(O QUE SE PEDE) Reproduza sem alterações a passagem do texto sobre racismo no conflito entre Rússia e Ucrânia, de "Nesse conflito foram" a "suas coberturas jornalísticas.".

Afrânio Mendes , Eunice Aparecida, Ricardo Alexino e Rogério de Almeida, e outros autores (*) | 28/03/2022 13:30

A consolidação da Revolução Tecnológica da Informação aprofundou, por meio de plataformas, a globalização, permitindo ainda mais a constatação das notícias em tempo real. Entre essas notícias, destaca-se o conflito entre a Rússia e a Ucrânia.

Nesse conflito foram constatadas contradições nas relações raciais, revelando inequívoco racismo com a população civil no momento em que esta busca se evadir da guerra. Foi motivo de notícia confirmada na imprensa internacional o caso de populações de origem africana e asiática, incluindo crianças, mulheres e jovens, que têm sido vítimas de discriminação racista, uma vez que foram retiradas dos transportes coletivos que tinham como destino o além-fronteiras da Ucrânia. Tem sido ainda constatado que essa contradição é também reproduzida no acesso às ajudas humanitárias, situações de racismo omitidas por alguns setores da imprensa internacional outros veículos que as replicam em suas coberturas jornalísticas.

(MATERIAL FORNECIDO)
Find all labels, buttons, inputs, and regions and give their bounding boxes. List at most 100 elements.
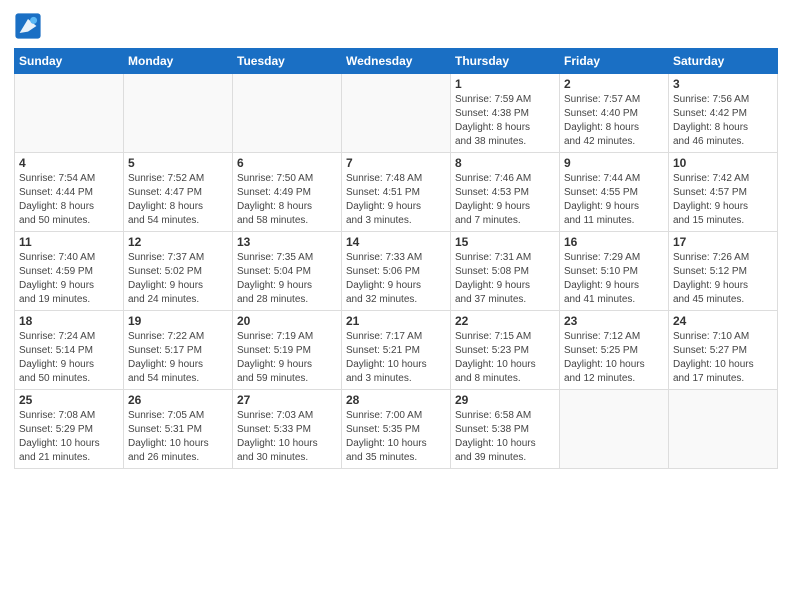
calendar-day-cell: 11 Sunrise: 7:40 AM Sunset: 4:59 PM Dayli… — [15, 232, 124, 311]
calendar-day-cell: 16Sunrise: 7:29 AM Sunset: 5:10 PM Dayli… — [560, 232, 669, 311]
page-header — [14, 12, 778, 40]
calendar-day-cell — [342, 74, 451, 153]
calendar-day-header: Thursday — [451, 49, 560, 74]
calendar-day-cell: 8 Sunrise: 7:46 AM Sunset: 4:53 PM Daylig… — [451, 153, 560, 232]
calendar-day-cell: 28Sunrise: 7:00 AM Sunset: 5:35 PM Dayli… — [342, 390, 451, 469]
day-info: Sunrise: 7:10 AM Sunset: 5:27 PM Dayligh… — [673, 330, 773, 386]
day-number: 19 — [128, 314, 228, 328]
calendar-day-cell: 29 Sunrise: 6:58 AM Sunset: 5:38 PM Dayli… — [451, 390, 560, 469]
day-info: Sunrise: 7:54 AM Sunset: 4:44 PM Dayligh… — [19, 172, 119, 228]
day-number: 10 — [673, 156, 773, 170]
calendar-week-row: 25 Sunrise: 7:08 AM Sunset: 5:29 PM Dayli… — [15, 390, 778, 469]
day-number: 22 — [455, 314, 555, 328]
day-number: 7 — [346, 156, 446, 170]
calendar-day-cell: 17 Sunrise: 7:26 AM Sunset: 5:12 PM Dayli… — [669, 232, 778, 311]
calendar-day-cell: 10 Sunrise: 7:42 AM Sunset: 4:57 PM Dayli… — [669, 153, 778, 232]
calendar-day-cell: 24 Sunrise: 7:10 AM Sunset: 5:27 PM Dayli… — [669, 311, 778, 390]
day-info: Sunrise: 7:50 AM Sunset: 4:49 PM Dayligh… — [237, 172, 337, 228]
day-number: 8 — [455, 156, 555, 170]
day-info: Sunrise: 7:24 AM Sunset: 5:14 PM Dayligh… — [19, 330, 119, 386]
day-info: Sunrise: 7:37 AM Sunset: 5:02 PM Dayligh… — [128, 251, 228, 307]
calendar-day-cell: 9 Sunrise: 7:44 AM Sunset: 4:55 PM Daylig… — [560, 153, 669, 232]
day-number: 23 — [564, 314, 664, 328]
calendar-table: SundayMondayTuesdayWednesdayThursdayFrid… — [14, 48, 778, 469]
day-info: Sunrise: 7:48 AM Sunset: 4:51 PM Dayligh… — [346, 172, 446, 228]
calendar-day-cell — [15, 74, 124, 153]
calendar-day-header: Friday — [560, 49, 669, 74]
day-info: Sunrise: 6:58 AM Sunset: 5:38 PM Dayligh… — [455, 409, 555, 465]
day-number: 2 — [564, 77, 664, 91]
calendar-day-header: Tuesday — [233, 49, 342, 74]
day-number: 16 — [564, 235, 664, 249]
day-number: 4 — [19, 156, 119, 170]
calendar-day-cell: 25 Sunrise: 7:08 AM Sunset: 5:29 PM Dayli… — [15, 390, 124, 469]
day-number: 29 — [455, 393, 555, 407]
day-number: 28 — [346, 393, 446, 407]
day-number: 27 — [237, 393, 337, 407]
day-info: Sunrise: 7:57 AM Sunset: 4:40 PM Dayligh… — [564, 93, 664, 149]
day-info: Sunrise: 7:40 AM Sunset: 4:59 PM Dayligh… — [19, 251, 119, 307]
calendar-week-row: 18 Sunrise: 7:24 AM Sunset: 5:14 PM Dayli… — [15, 311, 778, 390]
calendar-day-cell: 19 Sunrise: 7:22 AM Sunset: 5:17 PM Dayli… — [124, 311, 233, 390]
day-number: 20 — [237, 314, 337, 328]
day-number: 24 — [673, 314, 773, 328]
calendar-day-cell: 6Sunrise: 7:50 AM Sunset: 4:49 PM Daylig… — [233, 153, 342, 232]
calendar-day-cell: 21Sunrise: 7:17 AM Sunset: 5:21 PM Dayli… — [342, 311, 451, 390]
day-info: Sunrise: 7:26 AM Sunset: 5:12 PM Dayligh… — [673, 251, 773, 307]
calendar-day-cell: 4 Sunrise: 7:54 AM Sunset: 4:44 PM Daylig… — [15, 153, 124, 232]
day-number: 18 — [19, 314, 119, 328]
logo — [14, 12, 46, 40]
day-number: 1 — [455, 77, 555, 91]
calendar-header-row: SundayMondayTuesdayWednesdayThursdayFrid… — [15, 49, 778, 74]
logo-icon — [14, 12, 42, 40]
calendar-day-header: Sunday — [15, 49, 124, 74]
calendar-day-cell: 20Sunrise: 7:19 AM Sunset: 5:19 PM Dayli… — [233, 311, 342, 390]
calendar-day-cell: 12 Sunrise: 7:37 AM Sunset: 5:02 PM Dayli… — [124, 232, 233, 311]
calendar-day-cell: 7 Sunrise: 7:48 AM Sunset: 4:51 PM Daylig… — [342, 153, 451, 232]
day-number: 14 — [346, 235, 446, 249]
calendar-day-cell: 5 Sunrise: 7:52 AM Sunset: 4:47 PM Daylig… — [124, 153, 233, 232]
day-info: Sunrise: 7:59 AM Sunset: 4:38 PM Dayligh… — [455, 93, 555, 149]
calendar-day-cell — [233, 74, 342, 153]
calendar-day-cell: 27 Sunrise: 7:03 AM Sunset: 5:33 PM Dayli… — [233, 390, 342, 469]
day-number: 13 — [237, 235, 337, 249]
calendar-day-cell — [669, 390, 778, 469]
day-number: 25 — [19, 393, 119, 407]
day-number: 17 — [673, 235, 773, 249]
calendar-week-row: 1 Sunrise: 7:59 AM Sunset: 4:38 PM Daylig… — [15, 74, 778, 153]
calendar-day-header: Saturday — [669, 49, 778, 74]
day-info: Sunrise: 7:08 AM Sunset: 5:29 PM Dayligh… — [19, 409, 119, 465]
day-number: 26 — [128, 393, 228, 407]
day-number: 11 — [19, 235, 119, 249]
day-info: Sunrise: 7:17 AM Sunset: 5:21 PM Dayligh… — [346, 330, 446, 386]
day-info: Sunrise: 7:35 AM Sunset: 5:04 PM Dayligh… — [237, 251, 337, 307]
day-info: Sunrise: 7:52 AM Sunset: 4:47 PM Dayligh… — [128, 172, 228, 228]
calendar-day-header: Monday — [124, 49, 233, 74]
day-info: Sunrise: 7:15 AM Sunset: 5:23 PM Dayligh… — [455, 330, 555, 386]
calendar-day-cell: 23 Sunrise: 7:12 AM Sunset: 5:25 PM Dayli… — [560, 311, 669, 390]
day-info: Sunrise: 7:31 AM Sunset: 5:08 PM Dayligh… — [455, 251, 555, 307]
day-info: Sunrise: 7:42 AM Sunset: 4:57 PM Dayligh… — [673, 172, 773, 228]
day-number: 12 — [128, 235, 228, 249]
day-number: 5 — [128, 156, 228, 170]
day-info: Sunrise: 7:33 AM Sunset: 5:06 PM Dayligh… — [346, 251, 446, 307]
calendar-day-cell: 2 Sunrise: 7:57 AM Sunset: 4:40 PM Daylig… — [560, 74, 669, 153]
calendar-day-cell: 1 Sunrise: 7:59 AM Sunset: 4:38 PM Daylig… — [451, 74, 560, 153]
day-number: 9 — [564, 156, 664, 170]
day-info: Sunrise: 7:44 AM Sunset: 4:55 PM Dayligh… — [564, 172, 664, 228]
day-info: Sunrise: 7:56 AM Sunset: 4:42 PM Dayligh… — [673, 93, 773, 149]
day-info: Sunrise: 7:46 AM Sunset: 4:53 PM Dayligh… — [455, 172, 555, 228]
calendar-week-row: 11 Sunrise: 7:40 AM Sunset: 4:59 PM Dayli… — [15, 232, 778, 311]
calendar-day-cell: 22 Sunrise: 7:15 AM Sunset: 5:23 PM Dayli… — [451, 311, 560, 390]
day-info: Sunrise: 7:05 AM Sunset: 5:31 PM Dayligh… — [128, 409, 228, 465]
calendar-day-cell — [560, 390, 669, 469]
calendar-day-cell: 3Sunrise: 7:56 AM Sunset: 4:42 PM Daylig… — [669, 74, 778, 153]
calendar-day-header: Wednesday — [342, 49, 451, 74]
calendar-day-cell: 14 Sunrise: 7:33 AM Sunset: 5:06 PM Dayli… — [342, 232, 451, 311]
day-info: Sunrise: 7:12 AM Sunset: 5:25 PM Dayligh… — [564, 330, 664, 386]
day-number: 15 — [455, 235, 555, 249]
calendar-day-cell: 26 Sunrise: 7:05 AM Sunset: 5:31 PM Dayli… — [124, 390, 233, 469]
day-info: Sunrise: 7:22 AM Sunset: 5:17 PM Dayligh… — [128, 330, 228, 386]
calendar-week-row: 4 Sunrise: 7:54 AM Sunset: 4:44 PM Daylig… — [15, 153, 778, 232]
day-info: Sunrise: 7:03 AM Sunset: 5:33 PM Dayligh… — [237, 409, 337, 465]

(RESPOSTA COMPLETA)
Nesse conflito foram constatadas contradições nas relações raciais, revelando inequívoco racismo com a população civil no momento em que esta busca se evadir da guerra. Foi motivo de notícia confirmada na imprensa internacional o caso de populações de origem africana e asiática, incluindo crianças, mulheres e jovens, que têm sido vítimas de discriminação racista, uma vez que foram retiradas dos transportes coletivos que tinham como destino o além-fronteiras da Ucrânia. Tem sido ainda constatado que essa contradição é também reproduzida no acesso às ajudas humanitárias, situações de racismo omitidas por alguns setores da imprensa internacional outros veículos que as replicam em suas coberturas jornalísticas.